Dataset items
______________________________

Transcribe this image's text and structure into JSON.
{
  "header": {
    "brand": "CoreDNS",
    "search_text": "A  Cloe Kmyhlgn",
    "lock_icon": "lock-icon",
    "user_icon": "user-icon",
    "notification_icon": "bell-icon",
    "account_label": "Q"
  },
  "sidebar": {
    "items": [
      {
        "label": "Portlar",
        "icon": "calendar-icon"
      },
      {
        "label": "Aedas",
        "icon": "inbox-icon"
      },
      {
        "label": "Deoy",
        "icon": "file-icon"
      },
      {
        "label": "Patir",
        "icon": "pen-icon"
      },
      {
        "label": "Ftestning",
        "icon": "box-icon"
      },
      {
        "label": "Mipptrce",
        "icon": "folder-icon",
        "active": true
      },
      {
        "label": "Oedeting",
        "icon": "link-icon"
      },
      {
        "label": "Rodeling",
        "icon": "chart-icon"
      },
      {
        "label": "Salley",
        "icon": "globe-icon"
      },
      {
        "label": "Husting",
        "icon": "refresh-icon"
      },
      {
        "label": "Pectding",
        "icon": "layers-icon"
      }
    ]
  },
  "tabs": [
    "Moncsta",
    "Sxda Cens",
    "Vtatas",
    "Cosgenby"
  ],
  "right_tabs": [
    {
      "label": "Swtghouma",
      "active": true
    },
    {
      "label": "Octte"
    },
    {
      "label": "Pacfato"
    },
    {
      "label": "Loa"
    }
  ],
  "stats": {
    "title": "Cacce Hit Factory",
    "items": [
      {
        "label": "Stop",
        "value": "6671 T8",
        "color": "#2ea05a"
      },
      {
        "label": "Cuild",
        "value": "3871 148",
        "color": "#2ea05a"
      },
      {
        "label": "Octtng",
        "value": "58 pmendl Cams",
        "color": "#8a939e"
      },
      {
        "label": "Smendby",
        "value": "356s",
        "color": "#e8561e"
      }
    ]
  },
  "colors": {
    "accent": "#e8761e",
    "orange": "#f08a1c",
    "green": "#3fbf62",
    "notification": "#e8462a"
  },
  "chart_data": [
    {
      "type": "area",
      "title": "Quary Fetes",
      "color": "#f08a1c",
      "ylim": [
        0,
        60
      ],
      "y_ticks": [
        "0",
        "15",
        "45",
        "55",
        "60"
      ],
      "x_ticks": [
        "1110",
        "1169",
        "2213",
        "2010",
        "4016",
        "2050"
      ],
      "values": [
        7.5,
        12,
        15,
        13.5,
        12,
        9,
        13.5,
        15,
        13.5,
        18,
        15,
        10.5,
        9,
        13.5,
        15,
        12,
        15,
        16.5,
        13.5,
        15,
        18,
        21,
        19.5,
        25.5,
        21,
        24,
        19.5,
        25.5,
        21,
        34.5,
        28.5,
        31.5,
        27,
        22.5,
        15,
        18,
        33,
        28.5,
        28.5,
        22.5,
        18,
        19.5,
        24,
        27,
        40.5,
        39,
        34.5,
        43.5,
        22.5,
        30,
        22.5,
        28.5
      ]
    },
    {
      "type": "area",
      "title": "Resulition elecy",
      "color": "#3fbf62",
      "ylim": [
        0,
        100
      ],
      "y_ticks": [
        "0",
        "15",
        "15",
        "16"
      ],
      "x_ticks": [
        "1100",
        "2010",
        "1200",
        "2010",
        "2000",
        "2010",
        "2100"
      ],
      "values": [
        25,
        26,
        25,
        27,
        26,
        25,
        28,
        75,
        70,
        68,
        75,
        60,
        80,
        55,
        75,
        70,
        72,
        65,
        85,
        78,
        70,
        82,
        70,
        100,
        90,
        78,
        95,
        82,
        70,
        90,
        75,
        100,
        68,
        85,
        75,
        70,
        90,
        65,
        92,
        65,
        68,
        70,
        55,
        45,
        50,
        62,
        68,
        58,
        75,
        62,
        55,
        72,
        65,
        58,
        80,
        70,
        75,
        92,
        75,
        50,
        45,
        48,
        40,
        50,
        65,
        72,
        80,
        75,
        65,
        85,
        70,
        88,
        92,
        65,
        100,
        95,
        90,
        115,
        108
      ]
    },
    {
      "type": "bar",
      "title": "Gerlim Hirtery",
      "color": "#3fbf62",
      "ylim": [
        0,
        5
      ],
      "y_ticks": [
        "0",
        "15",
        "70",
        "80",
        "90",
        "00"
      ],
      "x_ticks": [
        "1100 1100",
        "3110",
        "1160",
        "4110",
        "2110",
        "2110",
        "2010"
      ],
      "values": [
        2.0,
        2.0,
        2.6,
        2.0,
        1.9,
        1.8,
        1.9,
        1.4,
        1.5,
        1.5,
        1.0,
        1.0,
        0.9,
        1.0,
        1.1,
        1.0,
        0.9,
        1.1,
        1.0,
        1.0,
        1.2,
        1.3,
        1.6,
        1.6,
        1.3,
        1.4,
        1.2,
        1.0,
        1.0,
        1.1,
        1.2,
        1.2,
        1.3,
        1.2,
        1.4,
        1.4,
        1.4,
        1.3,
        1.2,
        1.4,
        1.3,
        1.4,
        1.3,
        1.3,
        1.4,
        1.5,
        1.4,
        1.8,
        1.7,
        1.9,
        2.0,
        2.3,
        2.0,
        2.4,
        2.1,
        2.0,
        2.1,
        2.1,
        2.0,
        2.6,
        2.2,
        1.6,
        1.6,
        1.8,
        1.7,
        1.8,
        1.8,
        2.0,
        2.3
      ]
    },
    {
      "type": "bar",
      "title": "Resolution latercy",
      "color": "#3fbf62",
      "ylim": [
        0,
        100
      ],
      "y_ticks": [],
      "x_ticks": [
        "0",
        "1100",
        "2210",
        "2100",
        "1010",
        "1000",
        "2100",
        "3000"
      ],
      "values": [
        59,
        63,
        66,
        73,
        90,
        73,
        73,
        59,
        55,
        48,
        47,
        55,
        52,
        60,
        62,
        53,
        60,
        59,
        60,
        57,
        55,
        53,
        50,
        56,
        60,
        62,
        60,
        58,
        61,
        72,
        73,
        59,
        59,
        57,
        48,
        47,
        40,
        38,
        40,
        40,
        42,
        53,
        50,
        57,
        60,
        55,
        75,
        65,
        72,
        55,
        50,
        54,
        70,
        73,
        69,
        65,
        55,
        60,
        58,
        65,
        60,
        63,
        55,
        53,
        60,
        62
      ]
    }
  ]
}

______________________________

* What you have to do
Make a verbatim copy of every entry shown above.

* Answer to this problem
Transcribe this image's text and structure into JSON.
{
  "header": {
    "brand": "CoreDNS",
    "search_text": "A  Cloe Kmyhlgn",
    "lock_icon": "lock-icon",
    "user_icon": "user-icon",
    "notification_icon": "bell-icon",
    "account_label": "Q"
  },
  "sidebar": {
    "items": [
      {
        "label": "Portlar",
        "icon": "calendar-icon"
      },
      {
        "label": "Aedas",
        "icon": "inbox-icon"
      },
      {
        "label": "Deoy",
        "icon": "file-icon"
      },
      {
        "label": "Patir",
        "icon": "pen-icon"
      },
      {
        "label": "Ftestning",
        "icon": "box-icon"
      },
      {
        "label": "Mipptrce",
        "icon": "folder-icon",
        "active": true
      },
      {
        "label": "Oedeting",
        "icon": "link-icon"
      },
      {
        "label": "Rodeling",
        "icon": "chart-icon"
      },
      {
        "label": "Salley",
        "icon": "globe-icon"
      },
      {
        "label": "Husting",
        "icon": "refresh-icon"
      },
      {
        "label": "Pectding",
        "icon": "layers-icon"
      }
    ]
  },
  "tabs": [
    "Moncsta",
    "Sxda Cens",
    "Vtatas",
    "Cosgenby"
  ],
  "right_tabs": [
    {
      "label": "Swtghouma",
      "active": true
    },
    {
      "label": "Octte"
    },
    {
      "label": "Pacfato"
    },
    {
      "label": "Loa"
    }
  ],
  "stats": {
    "title": "Cacce Hit Factory",
    "items": [
      {
        "label": "Stop",
        "value": "6671 T8",
        "color": "#2ea05a"
      },
      {
        "label": "Cuild",
        "value": "3871 148",
        "color": "#2ea05a"
      },
      {
        "label": "Octtng",
        "value": "58 pmendl Cams",
        "color": "#8a939e"
      },
      {
        "label": "Smendby",
        "value": "356s",
        "color": "#e8561e"
      }
    ]
  },
  "colors": {
    "accent": "#e8761e",
    "orange": "#f08a1c",
    "green": "#3fbf62",
    "notification": "#e8462a"
  },
  "chart_data": [
    {
      "type": "area",
      "title": "Quary Fetes",
      "color": "#f08a1c",
      "ylim": [
        0,
        60
      ],
      "y_ticks": [
        "0",
        "15",
        "45",
        "55",
        "60"
      ],
      "x_ticks": [
        "1110",
        "1169",
        "2213",
        "2010",
        "4016",
        "2050"
      ],
      "values": [
        7.5,
        12,
        15,
        13.5,
        12,
        9,
        13.5,
        15,
        13.5,
        18,
        15,
        10.5,
        9,
        13.5,
        15,
        12,
        15,
        16.5,
        13.5,
        15,
        18,
        21,
        19.5,
        25.5,
        21,
        24,
        19.5,
        25.5,
        21,
        34.5,
        28.5,
        31.5,
        27,
        22.5,
        15,
        18,
        33,
        28.5,
        28.5,
        22.5,
        18,
        19.5,
        24,
        27,
        40.5,
        39,
        34.5,
        43.5,
        22.5,
        30,
        22.5,
        28.5
      ]
    },
    {
      "type": "area",
      "title": "Resulition elecy",
      "color": "#3fbf62",
      "ylim": [
        0,
        100
      ],
      "y_ticks": [
        "0",
        "15",
        "15",
        "16"
      ],
      "x_ticks": [
        "1100",
        "2010",
        "1200",
        "2010",
        "2000",
        "2010",
        "2100"
      ],
      "values": [
        25,
        26,
        25,
        27,
        26,
        25,
        28,
        75,
        70,
        68,
        75,
        60,
        80,
        55,
        75,
        70,
        72,
        65,
        85,
        78,
        70,
        82,
        70,
        100,
        90,
        78,
        95,
        82,
        70,
        90,
        75,
        100,
        68,
        85,
        75,
        70,
        90,
        65,
        92,
        65,
        68,
        70,
        55,
        45,
        50,
        62,
        68,
        58,
        75,
        62,
        55,
        72,
        65,
        58,
        80,
        70,
        75,
        92,
        75,
        50,
        45,
        48,
        40,
        50,
        65,
        72,
        80,
        75,
        65,
        85,
        70,
        88,
        92,
        65,
        100,
        95,
        90,
        115,
        108
      ]
    },
    {
      "type": "bar",
      "title": "Gerlim Hirtery",
      "color": "#3fbf62",
      "ylim": [
        0,
        5
      ],
      "y_ticks": [
        "0",
        "15",
        "70",
        "80",
        "90",
        "00"
      ],
      "x_ticks": [
        "1100 1100",
        "3110",
        "1160",
        "4110",
        "2110",
        "2110",
        "2010"
      ],
      "values": [
        2.0,
        2.0,
        2.6,
        2.0,
        1.9,
        1.8,
        1.9,
        1.4,
        1.5,
        1.5,
        1.0,
        1.0,
        0.9,
        1.0,
        1.1,
        1.0,
        0.9,
        1.1,
        1.0,
        1.0,
        1.2,
        1.3,
        1.6,
        1.6,
        1.3,
        1.4,
        1.2,
        1.0,
        1.0,
        1.1,
        1.2,
        1.2,
        1.3,
        1.2,
        1.4,
        1.4,
        1.4,
        1.3,
        1.2,
        1.4,
        1.3,
        1.4,
        1.3,
        1.3,
        1.4,
        1.5,
        1.4,
        1.8,
        1.7,
        1.9,
        2.0,
        2.3,
        2.0,
        2.4,
        2.1,
        2.0,
        2.1,
        2.1,
        2.0,
        2.6,
        2.2,
        1.6,
        1.6,
        1.8,
        1.7,
        1.8,
        1.8,
        2.0,
        2.3
      ]
    },
    {
      "type": "bar",
      "title": "Resolution latercy",
      "color": "#3fbf62",
      "ylim": [
        0,
        100
      ],
      "y_ticks": [],
      "x_ticks": [
        "0",
        "1100",
        "2210",
        "2100",
        "1010",
        "1000",
        "2100",
        "3000"
      ],
      "values": [
        59,
        63,
        66,
        73,
        90,
        73,
        73,
        59,
        55,
        48,
        47,
        55,
        52,
        60,
        62,
        53,
        60,
        59,
        60,
        57,
        55,
        53,
        50,
        56,
        60,
        62,
        60,
        58,
        61,
        72,
        73,
        59,
        59,
        57,
        48,
        47,
        40,
        38,
        40,
        40,
        42,
        53,
        50,
        57,
        60,
        55,
        75,
        65,
        72,
        55,
        50,
        54,
        70,
        73,
        69,
        65,
        55,
        60,
        58,
        65,
        60,
        63,
        55,
        53,
        60,
        62
      ]
    }
  ]
}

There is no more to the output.